*SHORT TASK*
Retype exactly the lines from the line with "Serialize everything readable" to the end of the data, keeping both boundary lines.

Extracted data entries:
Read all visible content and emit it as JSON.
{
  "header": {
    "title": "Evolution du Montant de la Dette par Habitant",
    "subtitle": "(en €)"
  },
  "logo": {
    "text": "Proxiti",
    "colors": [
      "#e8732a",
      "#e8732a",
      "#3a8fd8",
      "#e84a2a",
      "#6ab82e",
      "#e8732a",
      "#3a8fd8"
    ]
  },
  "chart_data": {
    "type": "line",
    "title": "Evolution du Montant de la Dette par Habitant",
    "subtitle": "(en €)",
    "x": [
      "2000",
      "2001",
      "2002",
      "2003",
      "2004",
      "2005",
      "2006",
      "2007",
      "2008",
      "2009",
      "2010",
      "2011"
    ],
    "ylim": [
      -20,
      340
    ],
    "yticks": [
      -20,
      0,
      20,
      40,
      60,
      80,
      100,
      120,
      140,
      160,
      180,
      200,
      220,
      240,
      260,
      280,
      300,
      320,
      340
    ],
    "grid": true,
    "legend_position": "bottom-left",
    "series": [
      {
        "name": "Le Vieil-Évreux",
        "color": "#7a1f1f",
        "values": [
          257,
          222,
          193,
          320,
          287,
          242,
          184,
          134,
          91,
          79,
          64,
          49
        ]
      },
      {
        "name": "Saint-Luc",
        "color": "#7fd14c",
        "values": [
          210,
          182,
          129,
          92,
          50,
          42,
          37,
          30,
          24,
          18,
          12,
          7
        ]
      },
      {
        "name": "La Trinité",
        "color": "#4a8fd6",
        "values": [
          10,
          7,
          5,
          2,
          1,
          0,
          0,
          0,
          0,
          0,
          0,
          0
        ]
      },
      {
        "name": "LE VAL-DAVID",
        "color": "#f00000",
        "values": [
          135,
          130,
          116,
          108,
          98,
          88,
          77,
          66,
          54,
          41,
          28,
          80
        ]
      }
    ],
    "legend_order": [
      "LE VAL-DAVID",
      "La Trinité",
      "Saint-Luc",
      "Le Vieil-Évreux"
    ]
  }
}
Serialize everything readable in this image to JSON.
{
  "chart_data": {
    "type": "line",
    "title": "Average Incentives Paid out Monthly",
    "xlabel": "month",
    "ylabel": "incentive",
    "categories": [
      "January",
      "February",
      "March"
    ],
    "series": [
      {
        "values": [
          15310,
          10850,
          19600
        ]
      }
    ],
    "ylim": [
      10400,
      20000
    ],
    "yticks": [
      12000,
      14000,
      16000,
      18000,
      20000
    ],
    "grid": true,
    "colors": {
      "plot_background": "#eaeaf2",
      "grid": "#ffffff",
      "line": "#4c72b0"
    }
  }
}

*SOLUTION TO THE PROBLEM*
Serialize everything readable in this image to JSON.
{
  "chart_data": {
    "type": "line",
    "title": "Average Incentives Paid out Monthly",
    "xlabel": "month",
    "ylabel": "incentive",
    "categories": [
      "January",
      "February",
      "March"
    ],
    "series": [
      {
        "values": [
          15310,
          10850,
          19600
        ]
      }
    ],
    "ylim": [
      10400,
      20000
    ],
    "yticks": [
      12000,
      14000,
      16000,
      18000,
      20000
    ],
    "grid": true,
    "colors": {
      "plot_background": "#eaeaf2",
      "grid": "#ffffff",
      "line": "#4c72b0"
    }
  }
}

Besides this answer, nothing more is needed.